* **Task**
Gather the lines below that include the string "signal", copying each in full.

──────── Records supplied ────────

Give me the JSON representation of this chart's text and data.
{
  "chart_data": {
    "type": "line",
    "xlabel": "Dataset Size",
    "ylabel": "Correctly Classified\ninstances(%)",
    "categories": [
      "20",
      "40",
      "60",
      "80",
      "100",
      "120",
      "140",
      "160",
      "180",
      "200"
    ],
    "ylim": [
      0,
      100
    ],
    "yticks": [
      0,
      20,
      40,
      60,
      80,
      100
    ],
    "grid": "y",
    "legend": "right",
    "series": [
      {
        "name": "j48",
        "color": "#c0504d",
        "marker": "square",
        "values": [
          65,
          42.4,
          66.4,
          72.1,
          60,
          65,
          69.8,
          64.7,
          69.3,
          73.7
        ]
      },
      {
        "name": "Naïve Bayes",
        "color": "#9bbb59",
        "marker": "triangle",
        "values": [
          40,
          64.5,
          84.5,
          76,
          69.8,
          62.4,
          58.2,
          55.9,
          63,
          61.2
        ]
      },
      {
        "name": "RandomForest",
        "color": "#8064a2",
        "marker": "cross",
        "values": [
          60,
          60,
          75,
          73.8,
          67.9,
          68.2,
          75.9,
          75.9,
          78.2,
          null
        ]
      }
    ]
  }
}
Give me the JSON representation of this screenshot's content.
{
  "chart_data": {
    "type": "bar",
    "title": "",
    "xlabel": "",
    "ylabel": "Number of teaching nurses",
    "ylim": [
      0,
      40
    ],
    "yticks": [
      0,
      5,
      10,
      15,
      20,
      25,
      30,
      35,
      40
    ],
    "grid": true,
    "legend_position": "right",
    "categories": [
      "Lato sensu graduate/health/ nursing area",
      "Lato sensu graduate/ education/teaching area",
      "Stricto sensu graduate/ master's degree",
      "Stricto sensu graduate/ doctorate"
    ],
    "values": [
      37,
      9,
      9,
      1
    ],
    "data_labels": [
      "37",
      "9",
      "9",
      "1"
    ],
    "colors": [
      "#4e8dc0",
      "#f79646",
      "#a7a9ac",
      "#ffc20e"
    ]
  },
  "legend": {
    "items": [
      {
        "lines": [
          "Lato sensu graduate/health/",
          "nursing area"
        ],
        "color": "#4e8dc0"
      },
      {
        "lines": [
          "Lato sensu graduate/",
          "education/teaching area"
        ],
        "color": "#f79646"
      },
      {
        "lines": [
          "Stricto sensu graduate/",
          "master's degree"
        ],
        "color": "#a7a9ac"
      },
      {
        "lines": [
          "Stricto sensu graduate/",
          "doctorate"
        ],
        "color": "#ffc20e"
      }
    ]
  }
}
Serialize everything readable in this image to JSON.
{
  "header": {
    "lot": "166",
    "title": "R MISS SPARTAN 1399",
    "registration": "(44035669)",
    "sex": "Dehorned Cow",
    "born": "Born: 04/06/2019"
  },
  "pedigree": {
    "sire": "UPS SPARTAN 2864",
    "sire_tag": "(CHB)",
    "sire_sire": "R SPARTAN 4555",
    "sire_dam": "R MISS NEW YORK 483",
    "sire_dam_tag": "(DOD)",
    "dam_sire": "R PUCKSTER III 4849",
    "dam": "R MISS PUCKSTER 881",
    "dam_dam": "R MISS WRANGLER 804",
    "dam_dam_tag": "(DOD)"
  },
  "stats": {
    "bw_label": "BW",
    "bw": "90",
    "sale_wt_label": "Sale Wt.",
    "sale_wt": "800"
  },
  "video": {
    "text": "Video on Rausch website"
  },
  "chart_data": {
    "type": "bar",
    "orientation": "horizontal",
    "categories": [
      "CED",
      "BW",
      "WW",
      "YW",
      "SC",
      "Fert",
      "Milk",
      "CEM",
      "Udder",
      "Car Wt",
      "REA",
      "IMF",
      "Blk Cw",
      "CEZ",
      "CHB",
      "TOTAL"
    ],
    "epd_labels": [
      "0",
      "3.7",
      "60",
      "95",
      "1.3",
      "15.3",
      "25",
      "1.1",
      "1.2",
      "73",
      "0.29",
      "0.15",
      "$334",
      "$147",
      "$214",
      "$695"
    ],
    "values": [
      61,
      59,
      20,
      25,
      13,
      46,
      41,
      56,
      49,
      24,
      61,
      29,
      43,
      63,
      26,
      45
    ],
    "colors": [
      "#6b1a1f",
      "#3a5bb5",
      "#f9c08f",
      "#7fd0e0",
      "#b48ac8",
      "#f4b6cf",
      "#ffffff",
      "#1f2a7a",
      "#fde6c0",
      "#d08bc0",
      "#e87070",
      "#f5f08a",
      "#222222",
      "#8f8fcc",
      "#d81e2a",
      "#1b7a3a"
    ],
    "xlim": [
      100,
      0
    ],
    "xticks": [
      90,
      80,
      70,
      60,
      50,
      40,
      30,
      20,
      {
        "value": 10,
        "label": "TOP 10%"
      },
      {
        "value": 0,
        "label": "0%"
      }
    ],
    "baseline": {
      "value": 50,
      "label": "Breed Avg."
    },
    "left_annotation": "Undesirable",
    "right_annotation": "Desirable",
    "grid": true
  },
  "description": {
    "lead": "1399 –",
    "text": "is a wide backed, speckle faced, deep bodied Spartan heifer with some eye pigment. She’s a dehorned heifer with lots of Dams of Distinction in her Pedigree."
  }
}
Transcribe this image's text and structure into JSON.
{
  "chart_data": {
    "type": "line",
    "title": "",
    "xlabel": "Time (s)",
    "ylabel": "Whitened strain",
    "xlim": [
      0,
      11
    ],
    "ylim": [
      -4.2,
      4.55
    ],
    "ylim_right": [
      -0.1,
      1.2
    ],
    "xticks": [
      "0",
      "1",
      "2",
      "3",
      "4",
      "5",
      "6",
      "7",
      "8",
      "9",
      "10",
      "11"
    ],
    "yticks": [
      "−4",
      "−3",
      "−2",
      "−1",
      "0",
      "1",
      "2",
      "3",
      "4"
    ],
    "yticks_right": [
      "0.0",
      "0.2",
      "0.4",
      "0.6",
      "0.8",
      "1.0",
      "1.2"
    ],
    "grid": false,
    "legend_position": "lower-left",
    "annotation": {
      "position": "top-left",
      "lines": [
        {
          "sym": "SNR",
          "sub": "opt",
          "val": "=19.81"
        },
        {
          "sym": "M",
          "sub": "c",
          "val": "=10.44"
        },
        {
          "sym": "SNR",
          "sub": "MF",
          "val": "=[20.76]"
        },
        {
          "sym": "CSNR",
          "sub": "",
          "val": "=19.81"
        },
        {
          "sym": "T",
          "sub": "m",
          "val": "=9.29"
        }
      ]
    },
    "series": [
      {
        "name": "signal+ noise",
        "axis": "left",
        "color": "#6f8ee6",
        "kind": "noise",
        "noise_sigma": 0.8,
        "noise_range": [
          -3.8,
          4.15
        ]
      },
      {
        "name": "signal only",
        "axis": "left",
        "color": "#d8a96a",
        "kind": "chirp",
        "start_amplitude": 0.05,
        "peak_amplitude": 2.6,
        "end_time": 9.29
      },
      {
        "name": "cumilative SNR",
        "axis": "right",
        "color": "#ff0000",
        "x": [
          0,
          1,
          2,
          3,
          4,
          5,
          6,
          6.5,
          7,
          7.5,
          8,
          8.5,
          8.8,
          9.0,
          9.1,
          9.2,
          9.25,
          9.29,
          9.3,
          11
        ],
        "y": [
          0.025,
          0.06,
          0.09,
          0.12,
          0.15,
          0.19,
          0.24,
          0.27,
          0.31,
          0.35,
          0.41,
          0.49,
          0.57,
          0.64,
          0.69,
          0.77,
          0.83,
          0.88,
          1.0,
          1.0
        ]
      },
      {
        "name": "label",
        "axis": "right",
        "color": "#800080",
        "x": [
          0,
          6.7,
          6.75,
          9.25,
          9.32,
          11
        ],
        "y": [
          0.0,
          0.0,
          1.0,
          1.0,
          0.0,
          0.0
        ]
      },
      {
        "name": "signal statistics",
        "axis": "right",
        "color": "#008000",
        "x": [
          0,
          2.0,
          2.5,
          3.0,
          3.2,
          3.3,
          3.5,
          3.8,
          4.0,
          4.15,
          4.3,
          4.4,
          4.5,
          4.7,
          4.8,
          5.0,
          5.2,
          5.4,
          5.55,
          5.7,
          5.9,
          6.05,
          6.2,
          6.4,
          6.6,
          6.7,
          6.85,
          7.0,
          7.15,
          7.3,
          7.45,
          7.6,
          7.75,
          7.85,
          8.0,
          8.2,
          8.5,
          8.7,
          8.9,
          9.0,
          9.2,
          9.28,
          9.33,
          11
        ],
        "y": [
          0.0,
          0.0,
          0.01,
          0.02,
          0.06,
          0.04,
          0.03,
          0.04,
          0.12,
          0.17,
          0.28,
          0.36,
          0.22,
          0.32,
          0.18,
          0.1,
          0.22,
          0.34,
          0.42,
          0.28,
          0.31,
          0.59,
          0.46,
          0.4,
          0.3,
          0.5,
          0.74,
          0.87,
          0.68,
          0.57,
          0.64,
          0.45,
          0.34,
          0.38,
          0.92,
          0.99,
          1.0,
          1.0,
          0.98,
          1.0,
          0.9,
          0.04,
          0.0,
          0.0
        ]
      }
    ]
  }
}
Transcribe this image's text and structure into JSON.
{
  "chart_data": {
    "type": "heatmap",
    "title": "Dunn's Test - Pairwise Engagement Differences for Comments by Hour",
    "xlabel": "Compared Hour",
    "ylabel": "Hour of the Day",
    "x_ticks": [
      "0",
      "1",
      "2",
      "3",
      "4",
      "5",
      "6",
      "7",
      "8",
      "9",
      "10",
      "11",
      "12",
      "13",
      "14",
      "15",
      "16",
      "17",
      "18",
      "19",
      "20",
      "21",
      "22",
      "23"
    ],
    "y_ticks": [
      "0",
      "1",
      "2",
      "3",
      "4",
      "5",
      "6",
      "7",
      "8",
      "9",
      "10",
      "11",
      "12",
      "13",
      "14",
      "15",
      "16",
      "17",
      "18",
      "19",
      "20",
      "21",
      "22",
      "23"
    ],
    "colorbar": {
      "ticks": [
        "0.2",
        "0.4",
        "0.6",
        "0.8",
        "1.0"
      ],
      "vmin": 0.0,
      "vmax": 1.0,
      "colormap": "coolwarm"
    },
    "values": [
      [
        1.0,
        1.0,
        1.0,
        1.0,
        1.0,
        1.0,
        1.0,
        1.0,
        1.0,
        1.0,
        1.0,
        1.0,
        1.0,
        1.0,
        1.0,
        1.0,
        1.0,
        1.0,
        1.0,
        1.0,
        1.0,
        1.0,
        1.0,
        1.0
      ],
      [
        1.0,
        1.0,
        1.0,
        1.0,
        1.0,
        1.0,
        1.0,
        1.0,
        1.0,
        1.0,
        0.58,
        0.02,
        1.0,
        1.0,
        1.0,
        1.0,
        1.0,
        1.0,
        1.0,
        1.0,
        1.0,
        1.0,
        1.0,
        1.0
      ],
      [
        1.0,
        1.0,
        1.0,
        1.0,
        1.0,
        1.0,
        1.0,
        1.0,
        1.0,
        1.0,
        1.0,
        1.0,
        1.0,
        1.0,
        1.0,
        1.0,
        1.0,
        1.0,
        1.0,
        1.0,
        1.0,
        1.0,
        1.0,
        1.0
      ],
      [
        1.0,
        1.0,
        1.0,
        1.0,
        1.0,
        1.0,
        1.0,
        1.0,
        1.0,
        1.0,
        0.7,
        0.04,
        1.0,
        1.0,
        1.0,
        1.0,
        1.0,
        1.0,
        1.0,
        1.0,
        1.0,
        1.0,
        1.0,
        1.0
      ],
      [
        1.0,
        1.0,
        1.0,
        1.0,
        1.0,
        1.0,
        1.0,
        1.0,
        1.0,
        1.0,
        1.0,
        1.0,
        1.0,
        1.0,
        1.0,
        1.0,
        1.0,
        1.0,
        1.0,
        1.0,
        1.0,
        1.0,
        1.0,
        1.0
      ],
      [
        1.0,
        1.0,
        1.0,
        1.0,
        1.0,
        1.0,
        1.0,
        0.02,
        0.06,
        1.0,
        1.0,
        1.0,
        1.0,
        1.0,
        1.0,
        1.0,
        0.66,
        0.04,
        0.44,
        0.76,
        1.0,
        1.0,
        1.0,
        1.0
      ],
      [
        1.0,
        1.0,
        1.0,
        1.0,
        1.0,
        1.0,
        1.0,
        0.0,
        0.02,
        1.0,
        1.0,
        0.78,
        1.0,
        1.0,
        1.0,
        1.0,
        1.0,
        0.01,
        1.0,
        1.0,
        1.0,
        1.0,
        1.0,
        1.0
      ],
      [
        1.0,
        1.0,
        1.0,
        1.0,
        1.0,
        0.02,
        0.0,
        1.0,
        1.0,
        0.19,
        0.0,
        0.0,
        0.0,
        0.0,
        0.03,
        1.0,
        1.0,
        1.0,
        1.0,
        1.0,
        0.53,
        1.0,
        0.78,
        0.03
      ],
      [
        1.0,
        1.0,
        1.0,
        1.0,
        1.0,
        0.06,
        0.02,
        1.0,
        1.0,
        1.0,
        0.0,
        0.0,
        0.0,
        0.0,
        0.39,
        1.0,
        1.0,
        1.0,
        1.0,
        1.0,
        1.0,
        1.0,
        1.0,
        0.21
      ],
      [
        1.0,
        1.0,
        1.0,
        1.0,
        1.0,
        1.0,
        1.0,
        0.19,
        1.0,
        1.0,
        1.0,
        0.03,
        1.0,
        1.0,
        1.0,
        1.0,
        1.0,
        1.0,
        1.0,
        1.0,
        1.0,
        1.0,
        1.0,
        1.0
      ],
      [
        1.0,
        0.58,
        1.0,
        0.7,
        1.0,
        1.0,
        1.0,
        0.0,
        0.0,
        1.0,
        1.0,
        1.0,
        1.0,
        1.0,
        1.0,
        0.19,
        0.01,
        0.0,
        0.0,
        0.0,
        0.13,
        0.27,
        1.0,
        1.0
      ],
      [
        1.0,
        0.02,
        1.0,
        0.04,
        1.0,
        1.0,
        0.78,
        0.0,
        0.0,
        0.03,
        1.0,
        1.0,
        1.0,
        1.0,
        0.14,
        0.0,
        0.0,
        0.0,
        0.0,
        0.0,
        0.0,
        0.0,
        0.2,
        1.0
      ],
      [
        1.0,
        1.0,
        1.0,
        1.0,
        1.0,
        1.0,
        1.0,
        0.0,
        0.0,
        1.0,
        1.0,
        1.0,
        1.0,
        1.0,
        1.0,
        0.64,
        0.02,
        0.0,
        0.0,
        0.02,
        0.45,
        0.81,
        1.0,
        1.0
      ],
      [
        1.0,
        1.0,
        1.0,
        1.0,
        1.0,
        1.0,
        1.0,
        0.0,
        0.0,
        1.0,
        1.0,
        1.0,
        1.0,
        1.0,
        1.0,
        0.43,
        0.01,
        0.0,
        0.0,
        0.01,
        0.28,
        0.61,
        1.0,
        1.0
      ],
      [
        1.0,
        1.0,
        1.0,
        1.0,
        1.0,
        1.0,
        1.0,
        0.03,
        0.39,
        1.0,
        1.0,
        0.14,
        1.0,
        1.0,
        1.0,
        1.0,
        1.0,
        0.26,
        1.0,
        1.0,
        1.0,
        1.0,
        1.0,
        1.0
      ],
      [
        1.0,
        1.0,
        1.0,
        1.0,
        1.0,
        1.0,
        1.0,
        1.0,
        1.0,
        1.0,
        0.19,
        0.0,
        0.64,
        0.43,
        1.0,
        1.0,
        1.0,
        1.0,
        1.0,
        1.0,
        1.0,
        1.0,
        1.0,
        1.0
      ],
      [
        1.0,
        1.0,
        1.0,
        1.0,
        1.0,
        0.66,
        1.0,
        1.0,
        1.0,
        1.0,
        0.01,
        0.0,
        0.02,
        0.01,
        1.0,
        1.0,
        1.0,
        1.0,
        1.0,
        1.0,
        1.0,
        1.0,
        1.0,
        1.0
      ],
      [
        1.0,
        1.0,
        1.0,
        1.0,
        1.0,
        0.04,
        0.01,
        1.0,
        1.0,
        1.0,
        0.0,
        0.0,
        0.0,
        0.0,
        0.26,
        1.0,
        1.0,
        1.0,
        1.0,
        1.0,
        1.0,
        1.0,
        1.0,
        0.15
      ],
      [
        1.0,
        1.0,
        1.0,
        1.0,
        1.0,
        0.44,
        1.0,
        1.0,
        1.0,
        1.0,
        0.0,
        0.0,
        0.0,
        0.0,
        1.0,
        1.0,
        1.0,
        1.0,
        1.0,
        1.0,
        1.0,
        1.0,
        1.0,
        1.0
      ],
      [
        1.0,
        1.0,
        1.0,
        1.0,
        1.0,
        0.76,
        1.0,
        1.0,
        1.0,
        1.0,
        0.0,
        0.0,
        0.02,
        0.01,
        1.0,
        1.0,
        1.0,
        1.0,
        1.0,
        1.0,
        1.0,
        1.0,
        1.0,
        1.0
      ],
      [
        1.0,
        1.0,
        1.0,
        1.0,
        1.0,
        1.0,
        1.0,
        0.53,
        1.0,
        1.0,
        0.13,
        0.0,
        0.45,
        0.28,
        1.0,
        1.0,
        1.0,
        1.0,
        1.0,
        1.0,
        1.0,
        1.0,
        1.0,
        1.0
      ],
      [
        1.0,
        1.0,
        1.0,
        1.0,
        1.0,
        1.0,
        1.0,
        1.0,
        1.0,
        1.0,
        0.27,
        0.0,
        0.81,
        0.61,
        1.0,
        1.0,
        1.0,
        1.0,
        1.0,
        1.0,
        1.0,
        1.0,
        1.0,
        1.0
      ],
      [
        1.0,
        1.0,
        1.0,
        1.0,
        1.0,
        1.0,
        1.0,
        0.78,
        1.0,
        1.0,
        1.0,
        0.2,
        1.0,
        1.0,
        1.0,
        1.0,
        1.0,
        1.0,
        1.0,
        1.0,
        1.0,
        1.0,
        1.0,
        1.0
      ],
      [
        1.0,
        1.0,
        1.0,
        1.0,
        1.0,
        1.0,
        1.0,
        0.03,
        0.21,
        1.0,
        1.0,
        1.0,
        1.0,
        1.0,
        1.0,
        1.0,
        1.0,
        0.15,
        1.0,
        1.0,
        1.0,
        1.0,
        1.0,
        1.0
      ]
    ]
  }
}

────────

* **Task output**
        "name": "signal+ noise",
        "name": "signal only",
        "name": "signal statistics",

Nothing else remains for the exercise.